_GIVEN EXERCISE:_ Show all lines holding "الشمس".

..............................

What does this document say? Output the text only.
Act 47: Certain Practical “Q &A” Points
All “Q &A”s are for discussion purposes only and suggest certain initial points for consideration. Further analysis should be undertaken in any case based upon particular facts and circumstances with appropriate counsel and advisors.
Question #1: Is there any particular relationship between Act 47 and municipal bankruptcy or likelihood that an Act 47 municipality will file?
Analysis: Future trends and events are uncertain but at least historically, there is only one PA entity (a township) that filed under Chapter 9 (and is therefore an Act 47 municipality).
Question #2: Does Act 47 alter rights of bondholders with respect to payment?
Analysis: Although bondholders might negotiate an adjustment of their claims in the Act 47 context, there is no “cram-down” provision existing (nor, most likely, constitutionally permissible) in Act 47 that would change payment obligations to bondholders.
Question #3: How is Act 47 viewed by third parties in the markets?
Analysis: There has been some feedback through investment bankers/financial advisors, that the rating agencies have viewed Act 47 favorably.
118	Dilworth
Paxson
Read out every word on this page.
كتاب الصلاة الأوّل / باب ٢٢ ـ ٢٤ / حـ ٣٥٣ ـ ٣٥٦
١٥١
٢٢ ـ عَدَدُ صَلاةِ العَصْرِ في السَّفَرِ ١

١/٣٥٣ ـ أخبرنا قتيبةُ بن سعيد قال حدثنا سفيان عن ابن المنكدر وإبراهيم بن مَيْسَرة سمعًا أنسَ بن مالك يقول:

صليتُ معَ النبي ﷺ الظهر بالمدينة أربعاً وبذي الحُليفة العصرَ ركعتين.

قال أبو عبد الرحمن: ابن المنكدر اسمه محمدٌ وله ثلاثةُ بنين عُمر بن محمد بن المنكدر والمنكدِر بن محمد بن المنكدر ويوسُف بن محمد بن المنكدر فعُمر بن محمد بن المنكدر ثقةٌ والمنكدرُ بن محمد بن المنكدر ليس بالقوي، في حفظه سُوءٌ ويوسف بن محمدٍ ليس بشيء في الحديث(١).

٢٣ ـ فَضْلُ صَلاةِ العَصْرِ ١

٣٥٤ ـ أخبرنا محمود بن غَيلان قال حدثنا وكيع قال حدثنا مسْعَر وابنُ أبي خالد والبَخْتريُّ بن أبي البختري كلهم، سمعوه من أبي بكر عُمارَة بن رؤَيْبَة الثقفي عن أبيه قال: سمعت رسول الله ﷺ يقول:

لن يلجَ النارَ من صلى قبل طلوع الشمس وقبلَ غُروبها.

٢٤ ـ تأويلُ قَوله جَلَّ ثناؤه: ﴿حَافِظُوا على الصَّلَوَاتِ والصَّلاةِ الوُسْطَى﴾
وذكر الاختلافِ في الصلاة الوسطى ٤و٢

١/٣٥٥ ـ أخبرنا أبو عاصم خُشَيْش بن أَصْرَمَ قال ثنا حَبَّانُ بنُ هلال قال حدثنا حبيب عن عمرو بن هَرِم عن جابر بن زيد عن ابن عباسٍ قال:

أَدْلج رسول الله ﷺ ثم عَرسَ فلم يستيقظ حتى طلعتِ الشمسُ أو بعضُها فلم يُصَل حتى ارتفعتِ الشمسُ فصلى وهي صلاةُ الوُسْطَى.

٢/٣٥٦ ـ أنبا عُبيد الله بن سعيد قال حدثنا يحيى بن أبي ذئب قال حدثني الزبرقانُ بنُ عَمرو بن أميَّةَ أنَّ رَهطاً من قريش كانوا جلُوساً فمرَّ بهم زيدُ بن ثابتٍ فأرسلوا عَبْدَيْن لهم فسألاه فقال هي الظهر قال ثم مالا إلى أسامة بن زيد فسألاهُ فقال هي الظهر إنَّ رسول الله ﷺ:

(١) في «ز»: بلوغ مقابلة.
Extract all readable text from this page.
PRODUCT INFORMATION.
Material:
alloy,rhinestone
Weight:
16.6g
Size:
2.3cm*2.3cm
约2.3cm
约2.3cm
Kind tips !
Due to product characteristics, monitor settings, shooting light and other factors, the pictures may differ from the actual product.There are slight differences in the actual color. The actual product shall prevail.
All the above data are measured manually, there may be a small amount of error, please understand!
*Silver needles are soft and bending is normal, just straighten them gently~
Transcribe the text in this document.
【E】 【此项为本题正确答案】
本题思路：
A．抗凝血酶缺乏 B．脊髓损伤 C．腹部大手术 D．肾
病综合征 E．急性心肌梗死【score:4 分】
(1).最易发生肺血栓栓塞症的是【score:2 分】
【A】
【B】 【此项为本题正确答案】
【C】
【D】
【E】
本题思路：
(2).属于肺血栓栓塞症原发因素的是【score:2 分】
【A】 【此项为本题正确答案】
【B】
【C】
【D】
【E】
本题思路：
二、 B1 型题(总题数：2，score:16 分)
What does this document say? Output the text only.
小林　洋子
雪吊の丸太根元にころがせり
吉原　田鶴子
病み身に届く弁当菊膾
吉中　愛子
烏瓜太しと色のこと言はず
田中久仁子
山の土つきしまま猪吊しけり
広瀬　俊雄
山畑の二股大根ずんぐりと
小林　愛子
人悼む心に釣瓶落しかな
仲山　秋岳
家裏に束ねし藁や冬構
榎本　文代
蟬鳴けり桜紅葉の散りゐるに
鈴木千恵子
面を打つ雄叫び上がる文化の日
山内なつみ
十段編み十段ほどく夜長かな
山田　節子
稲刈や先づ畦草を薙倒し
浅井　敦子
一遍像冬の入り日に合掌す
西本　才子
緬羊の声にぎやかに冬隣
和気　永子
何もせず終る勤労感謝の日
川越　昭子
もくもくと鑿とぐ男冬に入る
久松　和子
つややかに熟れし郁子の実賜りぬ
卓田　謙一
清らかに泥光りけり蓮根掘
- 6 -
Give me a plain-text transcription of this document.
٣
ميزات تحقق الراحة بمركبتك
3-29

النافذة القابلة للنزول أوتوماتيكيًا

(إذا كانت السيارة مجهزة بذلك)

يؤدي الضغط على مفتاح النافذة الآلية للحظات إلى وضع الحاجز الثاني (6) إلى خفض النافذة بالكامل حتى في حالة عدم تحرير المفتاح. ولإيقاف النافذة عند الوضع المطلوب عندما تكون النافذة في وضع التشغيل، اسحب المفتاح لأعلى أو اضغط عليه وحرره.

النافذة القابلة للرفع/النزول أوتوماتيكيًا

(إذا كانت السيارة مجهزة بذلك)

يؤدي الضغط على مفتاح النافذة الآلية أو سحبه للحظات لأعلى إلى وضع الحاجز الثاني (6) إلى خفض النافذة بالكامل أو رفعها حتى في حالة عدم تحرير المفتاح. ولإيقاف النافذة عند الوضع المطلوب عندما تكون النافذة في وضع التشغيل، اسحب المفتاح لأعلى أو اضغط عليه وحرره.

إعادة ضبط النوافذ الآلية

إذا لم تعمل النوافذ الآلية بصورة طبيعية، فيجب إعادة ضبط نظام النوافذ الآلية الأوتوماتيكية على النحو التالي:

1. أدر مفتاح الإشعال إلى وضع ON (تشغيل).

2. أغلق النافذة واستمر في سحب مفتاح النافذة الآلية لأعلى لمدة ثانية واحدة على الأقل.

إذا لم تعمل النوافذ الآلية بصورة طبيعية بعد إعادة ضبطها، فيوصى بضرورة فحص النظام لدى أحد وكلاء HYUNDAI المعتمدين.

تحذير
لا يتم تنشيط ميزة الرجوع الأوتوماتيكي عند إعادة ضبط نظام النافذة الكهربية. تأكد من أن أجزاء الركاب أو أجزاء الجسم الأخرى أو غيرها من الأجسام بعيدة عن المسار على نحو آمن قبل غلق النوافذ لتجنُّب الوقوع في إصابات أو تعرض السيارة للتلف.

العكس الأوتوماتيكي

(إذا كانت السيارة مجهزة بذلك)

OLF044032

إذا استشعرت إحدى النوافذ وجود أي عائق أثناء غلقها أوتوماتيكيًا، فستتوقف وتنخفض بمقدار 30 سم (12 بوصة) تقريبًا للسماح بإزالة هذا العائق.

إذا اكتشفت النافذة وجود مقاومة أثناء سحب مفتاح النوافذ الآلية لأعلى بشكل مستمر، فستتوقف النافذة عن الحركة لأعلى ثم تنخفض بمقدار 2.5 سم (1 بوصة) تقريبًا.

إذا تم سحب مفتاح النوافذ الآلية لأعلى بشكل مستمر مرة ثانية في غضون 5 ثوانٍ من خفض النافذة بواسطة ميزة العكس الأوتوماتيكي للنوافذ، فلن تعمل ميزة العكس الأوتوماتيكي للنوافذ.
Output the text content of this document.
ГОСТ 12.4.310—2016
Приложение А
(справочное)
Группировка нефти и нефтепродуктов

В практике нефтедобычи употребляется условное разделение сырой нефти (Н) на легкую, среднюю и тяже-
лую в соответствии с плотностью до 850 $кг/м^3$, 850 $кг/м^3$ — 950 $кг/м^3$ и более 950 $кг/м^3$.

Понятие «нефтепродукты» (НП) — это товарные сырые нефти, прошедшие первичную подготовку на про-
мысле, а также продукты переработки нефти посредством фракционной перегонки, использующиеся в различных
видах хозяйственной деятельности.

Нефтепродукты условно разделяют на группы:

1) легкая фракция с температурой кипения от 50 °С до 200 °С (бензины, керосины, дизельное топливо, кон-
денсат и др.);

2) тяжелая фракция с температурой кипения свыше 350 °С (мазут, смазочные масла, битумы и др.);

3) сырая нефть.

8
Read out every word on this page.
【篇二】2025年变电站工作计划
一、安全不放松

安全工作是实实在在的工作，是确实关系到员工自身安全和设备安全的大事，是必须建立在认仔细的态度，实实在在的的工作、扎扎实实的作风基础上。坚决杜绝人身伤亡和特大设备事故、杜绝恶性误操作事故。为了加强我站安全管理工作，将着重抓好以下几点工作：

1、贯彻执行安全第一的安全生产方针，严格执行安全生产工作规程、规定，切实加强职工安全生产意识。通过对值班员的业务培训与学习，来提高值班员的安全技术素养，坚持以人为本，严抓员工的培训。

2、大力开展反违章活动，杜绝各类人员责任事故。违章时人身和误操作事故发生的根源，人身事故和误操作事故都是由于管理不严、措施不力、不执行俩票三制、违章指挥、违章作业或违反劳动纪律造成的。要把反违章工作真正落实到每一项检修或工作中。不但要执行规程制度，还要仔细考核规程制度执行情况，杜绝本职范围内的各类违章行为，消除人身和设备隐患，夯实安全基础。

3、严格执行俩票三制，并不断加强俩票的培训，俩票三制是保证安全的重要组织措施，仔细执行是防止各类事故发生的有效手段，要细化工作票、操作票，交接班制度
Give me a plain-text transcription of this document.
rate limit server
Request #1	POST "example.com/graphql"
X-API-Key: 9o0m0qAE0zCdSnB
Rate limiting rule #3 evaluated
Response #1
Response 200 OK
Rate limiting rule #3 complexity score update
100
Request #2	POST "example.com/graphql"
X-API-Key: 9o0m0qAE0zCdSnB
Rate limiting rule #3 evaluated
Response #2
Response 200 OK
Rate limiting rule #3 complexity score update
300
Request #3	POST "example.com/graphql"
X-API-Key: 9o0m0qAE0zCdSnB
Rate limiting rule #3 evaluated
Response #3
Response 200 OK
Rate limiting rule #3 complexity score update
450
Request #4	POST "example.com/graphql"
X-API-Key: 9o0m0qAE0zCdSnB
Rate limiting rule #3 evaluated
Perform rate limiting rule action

..............................

_TASK ANSWER:_
لن يلجَ النارَ من صلى قبل طلوع الشمس وقبلَ غُروبها.
أَدْلج رسول الله ﷺ ثم عَرسَ فلم يستيقظ حتى طلعتِ الشمسُ أو بعضُها فلم يُصَل حتى ارتفعتِ الشمسُ فصلى وهي صلاةُ الوُسْطَى.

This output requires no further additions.